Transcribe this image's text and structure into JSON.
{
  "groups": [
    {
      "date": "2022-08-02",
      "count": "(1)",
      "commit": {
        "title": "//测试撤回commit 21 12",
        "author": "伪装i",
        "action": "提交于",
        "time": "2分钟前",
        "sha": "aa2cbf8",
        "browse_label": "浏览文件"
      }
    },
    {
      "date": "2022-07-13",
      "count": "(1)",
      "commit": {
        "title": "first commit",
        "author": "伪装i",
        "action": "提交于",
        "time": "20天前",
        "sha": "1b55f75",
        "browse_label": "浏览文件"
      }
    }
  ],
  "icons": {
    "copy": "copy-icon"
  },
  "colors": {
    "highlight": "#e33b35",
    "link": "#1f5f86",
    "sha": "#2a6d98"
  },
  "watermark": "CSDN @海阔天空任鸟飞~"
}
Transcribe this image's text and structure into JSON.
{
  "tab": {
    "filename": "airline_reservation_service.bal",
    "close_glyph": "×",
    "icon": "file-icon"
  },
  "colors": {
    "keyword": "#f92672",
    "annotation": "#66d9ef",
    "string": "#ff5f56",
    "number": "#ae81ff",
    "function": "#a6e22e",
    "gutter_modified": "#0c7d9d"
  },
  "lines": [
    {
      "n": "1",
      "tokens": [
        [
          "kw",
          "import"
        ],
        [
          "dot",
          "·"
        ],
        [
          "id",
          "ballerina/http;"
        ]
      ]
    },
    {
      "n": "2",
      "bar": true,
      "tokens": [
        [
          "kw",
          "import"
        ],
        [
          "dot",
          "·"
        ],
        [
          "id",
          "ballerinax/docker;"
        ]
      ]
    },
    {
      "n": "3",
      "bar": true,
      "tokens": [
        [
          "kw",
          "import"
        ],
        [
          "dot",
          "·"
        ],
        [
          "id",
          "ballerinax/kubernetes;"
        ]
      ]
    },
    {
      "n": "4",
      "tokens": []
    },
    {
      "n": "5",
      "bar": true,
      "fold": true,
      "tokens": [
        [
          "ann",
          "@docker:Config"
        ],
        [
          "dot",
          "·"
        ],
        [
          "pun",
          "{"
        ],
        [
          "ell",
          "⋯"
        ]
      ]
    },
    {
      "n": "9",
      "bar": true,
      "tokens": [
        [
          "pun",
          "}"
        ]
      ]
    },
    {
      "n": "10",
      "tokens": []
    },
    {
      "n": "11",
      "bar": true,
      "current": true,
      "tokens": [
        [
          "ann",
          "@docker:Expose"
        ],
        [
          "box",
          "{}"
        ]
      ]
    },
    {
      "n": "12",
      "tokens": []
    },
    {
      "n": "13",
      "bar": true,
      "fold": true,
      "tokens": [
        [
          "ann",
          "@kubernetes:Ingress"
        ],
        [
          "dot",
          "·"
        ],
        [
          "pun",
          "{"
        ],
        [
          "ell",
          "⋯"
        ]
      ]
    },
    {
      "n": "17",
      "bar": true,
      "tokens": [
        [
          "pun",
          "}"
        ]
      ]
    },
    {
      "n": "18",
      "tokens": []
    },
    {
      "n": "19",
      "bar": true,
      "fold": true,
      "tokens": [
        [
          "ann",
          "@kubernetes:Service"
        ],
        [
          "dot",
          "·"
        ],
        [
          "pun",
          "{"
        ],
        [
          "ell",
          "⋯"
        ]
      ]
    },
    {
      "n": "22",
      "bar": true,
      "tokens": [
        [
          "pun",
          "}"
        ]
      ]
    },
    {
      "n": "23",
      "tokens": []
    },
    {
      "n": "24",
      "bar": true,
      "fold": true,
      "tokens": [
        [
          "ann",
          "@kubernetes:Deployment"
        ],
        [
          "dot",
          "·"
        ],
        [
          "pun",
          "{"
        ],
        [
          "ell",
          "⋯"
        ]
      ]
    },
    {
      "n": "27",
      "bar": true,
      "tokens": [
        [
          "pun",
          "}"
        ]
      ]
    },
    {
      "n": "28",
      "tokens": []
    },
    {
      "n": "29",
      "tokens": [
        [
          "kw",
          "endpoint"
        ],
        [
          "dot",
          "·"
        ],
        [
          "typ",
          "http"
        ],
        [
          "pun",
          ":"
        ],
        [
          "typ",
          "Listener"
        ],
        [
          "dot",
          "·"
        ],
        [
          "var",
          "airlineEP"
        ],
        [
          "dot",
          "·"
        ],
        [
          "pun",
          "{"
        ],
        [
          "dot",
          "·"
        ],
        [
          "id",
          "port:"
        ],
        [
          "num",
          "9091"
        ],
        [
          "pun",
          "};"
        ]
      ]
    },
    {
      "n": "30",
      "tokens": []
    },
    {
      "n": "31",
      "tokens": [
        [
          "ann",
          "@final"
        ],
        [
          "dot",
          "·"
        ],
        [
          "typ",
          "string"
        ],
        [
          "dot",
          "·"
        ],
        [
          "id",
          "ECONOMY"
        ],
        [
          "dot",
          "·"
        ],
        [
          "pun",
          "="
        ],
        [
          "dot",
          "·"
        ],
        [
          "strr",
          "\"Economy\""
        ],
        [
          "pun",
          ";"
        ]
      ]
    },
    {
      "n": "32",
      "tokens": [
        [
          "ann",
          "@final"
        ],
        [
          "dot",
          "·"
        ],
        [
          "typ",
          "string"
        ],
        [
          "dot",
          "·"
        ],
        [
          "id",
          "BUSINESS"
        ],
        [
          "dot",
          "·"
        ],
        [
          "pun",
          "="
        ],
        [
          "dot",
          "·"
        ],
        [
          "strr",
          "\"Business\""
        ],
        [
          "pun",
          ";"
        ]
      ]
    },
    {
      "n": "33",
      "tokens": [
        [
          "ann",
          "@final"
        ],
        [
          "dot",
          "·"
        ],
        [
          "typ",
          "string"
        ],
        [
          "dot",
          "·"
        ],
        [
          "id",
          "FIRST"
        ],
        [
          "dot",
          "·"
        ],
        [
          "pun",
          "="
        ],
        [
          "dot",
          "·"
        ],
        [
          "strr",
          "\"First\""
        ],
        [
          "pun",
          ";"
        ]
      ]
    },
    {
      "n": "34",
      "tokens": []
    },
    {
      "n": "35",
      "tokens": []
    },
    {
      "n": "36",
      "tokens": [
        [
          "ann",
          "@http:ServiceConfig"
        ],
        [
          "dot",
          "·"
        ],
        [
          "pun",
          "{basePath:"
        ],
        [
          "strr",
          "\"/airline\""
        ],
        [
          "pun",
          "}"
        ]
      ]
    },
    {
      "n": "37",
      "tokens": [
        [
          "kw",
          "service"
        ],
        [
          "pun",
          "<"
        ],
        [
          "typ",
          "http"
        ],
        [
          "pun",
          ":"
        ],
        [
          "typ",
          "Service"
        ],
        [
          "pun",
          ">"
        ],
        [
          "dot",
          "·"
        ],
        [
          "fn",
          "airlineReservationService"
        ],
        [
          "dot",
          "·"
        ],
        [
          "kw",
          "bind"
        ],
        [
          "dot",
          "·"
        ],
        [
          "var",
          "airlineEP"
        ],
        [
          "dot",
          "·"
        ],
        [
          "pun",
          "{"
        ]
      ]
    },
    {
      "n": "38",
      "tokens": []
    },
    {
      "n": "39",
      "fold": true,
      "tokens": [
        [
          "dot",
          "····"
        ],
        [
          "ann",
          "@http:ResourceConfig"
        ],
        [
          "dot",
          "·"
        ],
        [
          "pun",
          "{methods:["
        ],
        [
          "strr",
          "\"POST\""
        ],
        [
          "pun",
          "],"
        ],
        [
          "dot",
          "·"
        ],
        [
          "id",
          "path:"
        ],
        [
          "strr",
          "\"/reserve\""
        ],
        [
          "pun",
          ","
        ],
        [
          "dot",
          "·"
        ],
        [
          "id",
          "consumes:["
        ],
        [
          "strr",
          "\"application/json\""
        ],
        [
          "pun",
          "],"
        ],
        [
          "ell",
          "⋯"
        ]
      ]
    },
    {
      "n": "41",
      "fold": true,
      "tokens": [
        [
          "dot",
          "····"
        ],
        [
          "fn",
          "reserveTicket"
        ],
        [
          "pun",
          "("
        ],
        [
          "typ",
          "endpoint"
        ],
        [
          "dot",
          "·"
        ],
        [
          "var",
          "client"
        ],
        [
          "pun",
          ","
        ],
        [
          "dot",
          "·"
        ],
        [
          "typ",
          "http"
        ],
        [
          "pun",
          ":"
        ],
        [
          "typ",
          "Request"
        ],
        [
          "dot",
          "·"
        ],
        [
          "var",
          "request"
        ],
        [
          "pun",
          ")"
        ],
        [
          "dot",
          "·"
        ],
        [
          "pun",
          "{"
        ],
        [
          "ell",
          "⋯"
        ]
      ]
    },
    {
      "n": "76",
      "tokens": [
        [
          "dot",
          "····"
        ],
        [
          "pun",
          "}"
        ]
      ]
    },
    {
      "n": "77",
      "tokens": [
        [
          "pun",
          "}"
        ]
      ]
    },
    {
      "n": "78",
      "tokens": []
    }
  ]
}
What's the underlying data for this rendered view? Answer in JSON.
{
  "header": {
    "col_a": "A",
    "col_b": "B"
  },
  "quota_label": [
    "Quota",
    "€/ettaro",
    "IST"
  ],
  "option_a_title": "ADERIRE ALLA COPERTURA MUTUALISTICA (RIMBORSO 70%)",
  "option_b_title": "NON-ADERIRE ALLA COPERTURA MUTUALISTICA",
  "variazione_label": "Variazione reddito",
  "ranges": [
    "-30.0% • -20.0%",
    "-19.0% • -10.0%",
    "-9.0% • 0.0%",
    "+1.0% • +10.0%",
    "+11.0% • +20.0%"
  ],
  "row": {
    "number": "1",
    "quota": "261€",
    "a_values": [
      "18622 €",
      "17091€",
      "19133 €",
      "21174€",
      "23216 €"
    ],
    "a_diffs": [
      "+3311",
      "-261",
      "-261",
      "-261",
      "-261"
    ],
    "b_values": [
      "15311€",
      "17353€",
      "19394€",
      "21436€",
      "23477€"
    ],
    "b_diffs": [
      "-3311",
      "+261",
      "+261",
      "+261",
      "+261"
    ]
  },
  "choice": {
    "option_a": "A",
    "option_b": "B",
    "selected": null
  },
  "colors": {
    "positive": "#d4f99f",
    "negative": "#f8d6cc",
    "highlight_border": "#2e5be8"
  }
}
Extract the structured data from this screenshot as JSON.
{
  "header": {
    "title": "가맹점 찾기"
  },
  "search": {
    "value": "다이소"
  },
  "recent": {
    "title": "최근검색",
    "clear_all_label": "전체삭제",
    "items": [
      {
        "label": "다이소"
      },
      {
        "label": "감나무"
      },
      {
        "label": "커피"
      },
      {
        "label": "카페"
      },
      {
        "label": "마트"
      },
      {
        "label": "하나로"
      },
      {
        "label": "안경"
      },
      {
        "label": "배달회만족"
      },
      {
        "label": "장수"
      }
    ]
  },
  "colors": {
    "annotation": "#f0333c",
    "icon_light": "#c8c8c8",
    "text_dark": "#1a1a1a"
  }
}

.....

● **The problem**
Only the lines from the one with "Extract the structured" through the end of the material are wanted; copy them exactly, both ends included.

● **Finished answer**
Extract the structured data from this screenshot as JSON.
{
  "header": {
    "title": "가맹점 찾기"
  },
  "search": {
    "value": "다이소"
  },
  "recent": {
    "title": "최근검색",
    "clear_all_label": "전체삭제",
    "items": [
      {
        "label": "다이소"
      },
      {
        "label": "감나무"
      },
      {
        "label": "커피"
      },
      {
        "label": "카페"
      },
      {
        "label": "마트"
      },
      {
        "label": "하나로"
      },
      {
        "label": "안경"
      },
      {
        "label": "배달회만족"
      },
      {
        "label": "장수"
      }
    ]
  },
  "colors": {
    "annotation": "#f0333c",
    "icon_light": "#c8c8c8",
    "text_dark": "#1a1a1a"
  }
}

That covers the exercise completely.